* START PROVIDED MATERIAL *
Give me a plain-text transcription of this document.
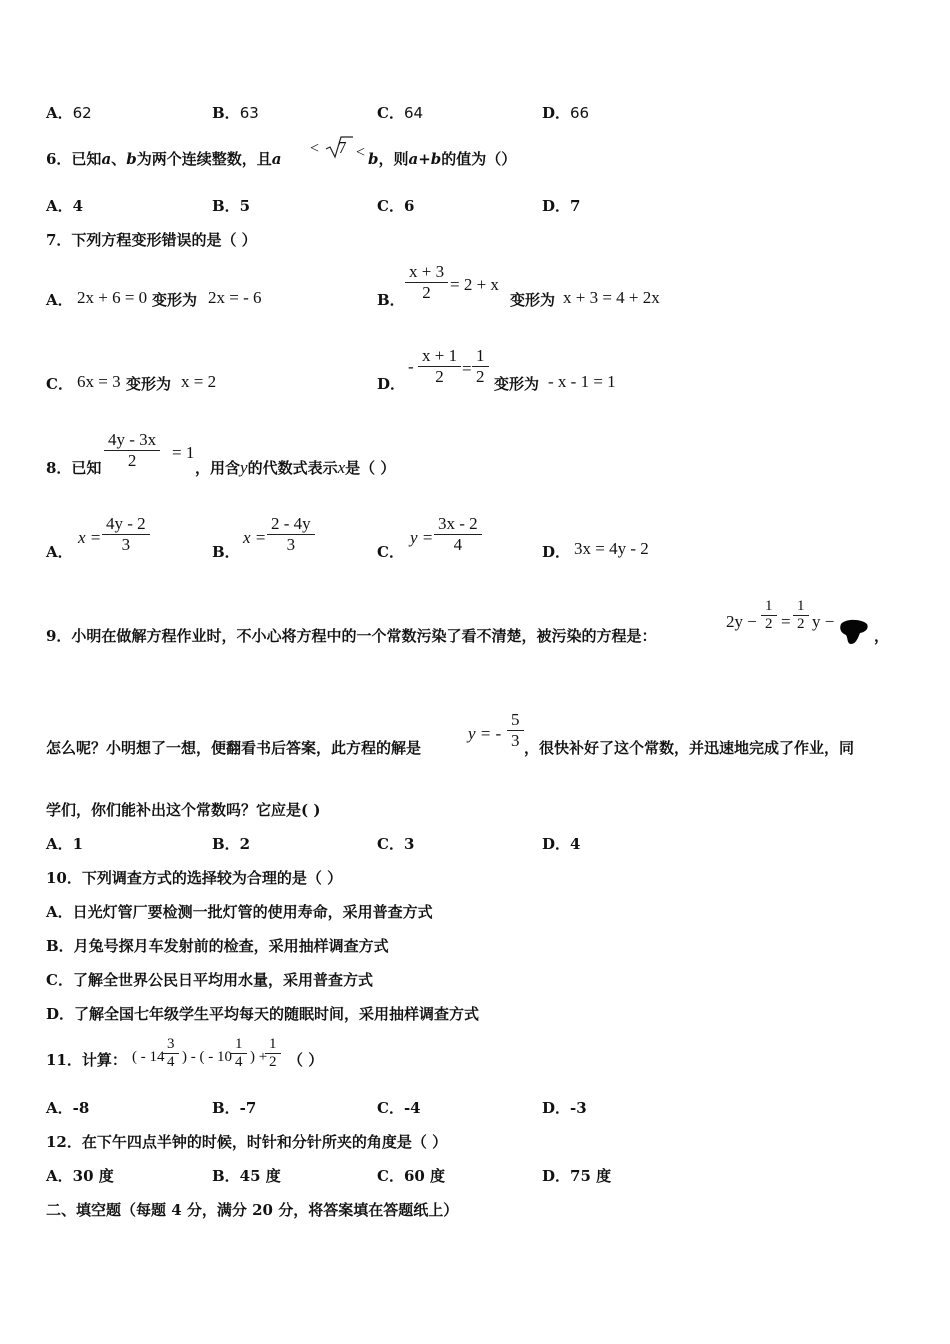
A．62	B．63	C．64	D．66
6．已知a、b为两个连续整数，且a
< 7 < b，则a+b的值为（）
A．4	B．5	C．6	D．7
7．下列方程变形错误的是（ ）
A． 2x + 6 = 0 变形为 2x = - 6	B． $\frac{x + 3}{2} = 2 + x$
变形为 x + 3 = 4 + 2x
C． 6x = 3 变形为 x = 2	D．
- $\frac{x + 1}{2} = \frac{1}{2}$ 变形为 - x - 1 = 1
8．已知 $\frac{4y - 3x}{2} = 1$
，用含y的代数式表示x是（ ）
A．
$x = \frac{4y - 2}{3}$	B．
$x = \frac{2 - 4y}{3}$	C．
$y = \frac{3x - 2}{4}$	D． 3x = 4y - 2
9．小明在做解方程作业时，不小心将方程中的一个常数污染了看不清楚，被污染的方程是：
$2y - \frac{1}{2} = \frac{1}{2}$ y −
，
怎么呢？小明想了一想，便翻看书后答案，此方程的解是
y = - $\frac{5}{3}$ ，很快补好了这个常数，并迅速地完成了作业，同
学们，你们能补出这个常数吗？它应是( )
A．1	B．2	C．3	D．4
10．下列调查方式的选择较为合理的是（ ）
A．日光灯管厂要检测一批灯管的使用寿命，采用普查方式
B．月兔号探月车发射前的检查，采用抽样调查方式
C．了解全世界公民日平均用水量，采用普查方式
D．了解全国七年级学生平均每天的随眠时间，采用抽样调查方式
11．计算： ( - 14
$\frac{3}{4}$ ) - ( - $10 \frac{1}{4}$ ) +
$\frac{1}{2}$ （ ）
A．-8	B．-7	C．-4	D．-3
12．在下午四点半钟的时候，时针和分针所夹的角度是（ ）
A．30 度	B．45 度	C．60 度	D．75 度
二、填空题（每题 4 分，满分 20 分，将答案填在答题纸上）
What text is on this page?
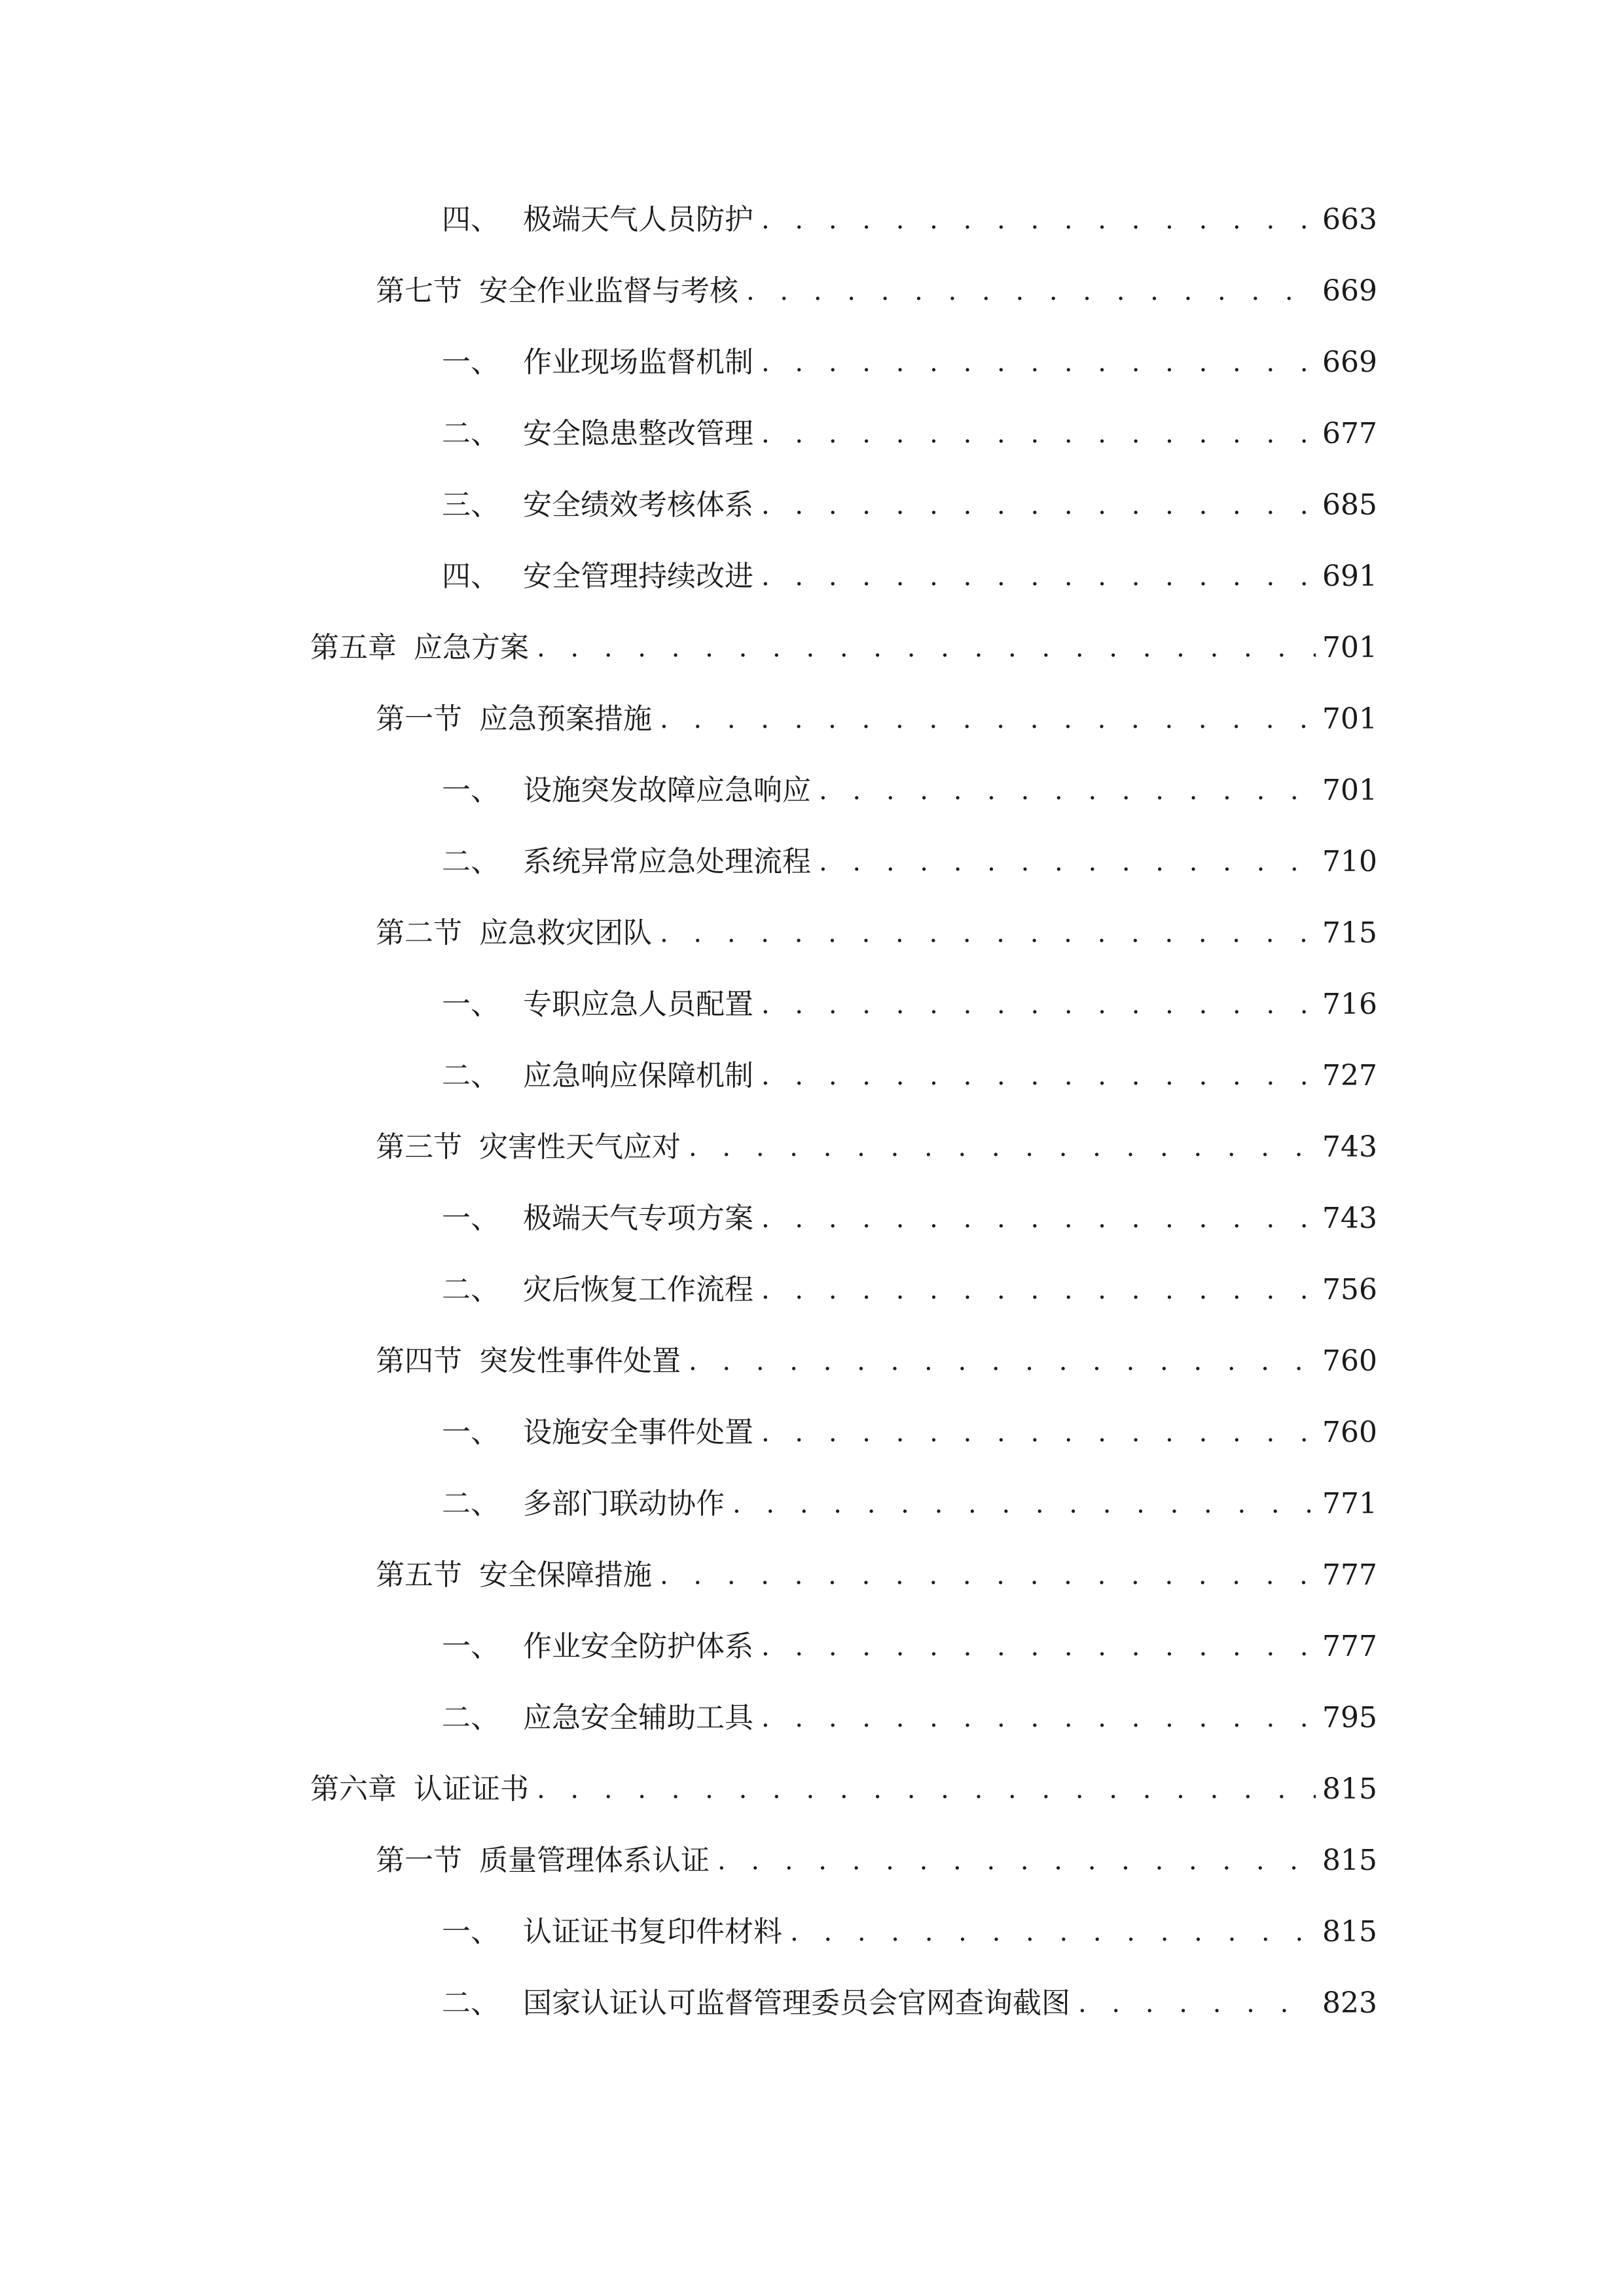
四、 极端天气人员防护 . . .	663
第七节 安全作业监督与考核 . . .	669
一、 作业现场监督机制 . . .	669
二、 安全隐患整改管理 . . .	677
三、 安全绩效考核体系 . . .	685
四、 安全管理持续改进 . . .	691
第五章 应急方案 . . .	701
第一节 应急预案措施 . . .	701
一、 设施突发故障应急响应 . . .	701
二、 系统异常应急处理流程 . . .	710
第二节 应急救灾团队 . . .	715
一、 专职应急人员配置 . . .	716
二、 应急响应保障机制 . . .	727
第三节 灾害性天气应对 . . .	743
一、 极端天气专项方案 . . .	743
二、 灾后恢复工作流程 . . .	756
第四节 突发性事件处置 . . .	760
一、 设施安全事件处置 . . .	760
二、 多部门联动协作 . . .	771
第五节 安全保障措施 . . .	777
一、 作业安全防护体系 . . .	777
二、 应急安全辅助工具 . . .	795
第六章 认证证书 . . .	815
第一节 质量管理体系认证 . . .	815
一、 认证证书复印件材料 . . .	815
二、 国家认证认可监督管理委员会官网查询截图 . . .	823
* END PROVIDED MATERIAL *
TASK STATEMENT: Go through the entries above and print each one exactly, minus the pictures.

TASK OUTPUT:
Give me a plain-text transcription of this document.
A．62	B．63	C．64	D．66
6．已知a、b为两个连续整数，且a
< 7 < b，则a+b的值为（）
A．4	B．5	C．6	D．7
7．下列方程变形错误的是（ ）
A． 2x + 6 = 0 变形为 2x = - 6	B． $\frac{x + 3}{2} = 2 + x$
变形为 x + 3 = 4 + 2x
C． 6x = 3 变形为 x = 2	D．
- $\frac{x + 1}{2} = \frac{1}{2}$ 变形为 - x - 1 = 1
8．已知 $\frac{4y - 3x}{2} = 1$
，用含y的代数式表示x是（ ）
A．
$x = \frac{4y - 2}{3}$	B．
$x = \frac{2 - 4y}{3}$	C．
$y = \frac{3x - 2}{4}$	D． 3x = 4y - 2
9．小明在做解方程作业时，不小心将方程中的一个常数污染了看不清楚，被污染的方程是：
$2y - \frac{1}{2} = \frac{1}{2}$ y −
，
怎么呢？小明想了一想，便翻看书后答案，此方程的解是
y = - $\frac{5}{3}$ ，很快补好了这个常数，并迅速地完成了作业，同
学们，你们能补出这个常数吗？它应是( )
A．1	B．2	C．3	D．4
10．下列调查方式的选择较为合理的是（ ）
A．日光灯管厂要检测一批灯管的使用寿命，采用普查方式
B．月兔号探月车发射前的检查，采用抽样调查方式
C．了解全世界公民日平均用水量，采用普查方式
D．了解全国七年级学生平均每天的随眠时间，采用抽样调查方式
11．计算： ( - 14
$\frac{3}{4}$ ) - ( - $10 \frac{1}{4}$ ) +
$\frac{1}{2}$ （ ）
A．-8	B．-7	C．-4	D．-3
12．在下午四点半钟的时候，时针和分针所夹的角度是（ ）
A．30 度	B．45 度	C．60 度	D．75 度
二、填空题（每题 4 分，满分 20 分，将答案填在答题纸上）
What text is on this page?
四、 极端天气人员防护 . . .	663
第七节 安全作业监督与考核 . . .	669
一、 作业现场监督机制 . . .	669
二、 安全隐患整改管理 . . .	677
三、 安全绩效考核体系 . . .	685
四、 安全管理持续改进 . . .	691
第五章 应急方案 . . .	701
第一节 应急预案措施 . . .	701
一、 设施突发故障应急响应 . . .	701
二、 系统异常应急处理流程 . . .	710
第二节 应急救灾团队 . . .	715
一、 专职应急人员配置 . . .	716
二、 应急响应保障机制 . . .	727
第三节 灾害性天气应对 . . .	743
一、 极端天气专项方案 . . .	743
二、 灾后恢复工作流程 . . .	756
第四节 突发性事件处置 . . .	760
一、 设施安全事件处置 . . .	760
二、 多部门联动协作 . . .	771
第五节 安全保障措施 . . .	777
一、 作业安全防护体系 . . .	777
二、 应急安全辅助工具 . . .	795
第六章 认证证书 . . .	815
第一节 质量管理体系认证 . . .	815
一、 认证证书复印件材料 . . .	815
二、 国家认证认可监督管理委员会官网查询截图 . . .	823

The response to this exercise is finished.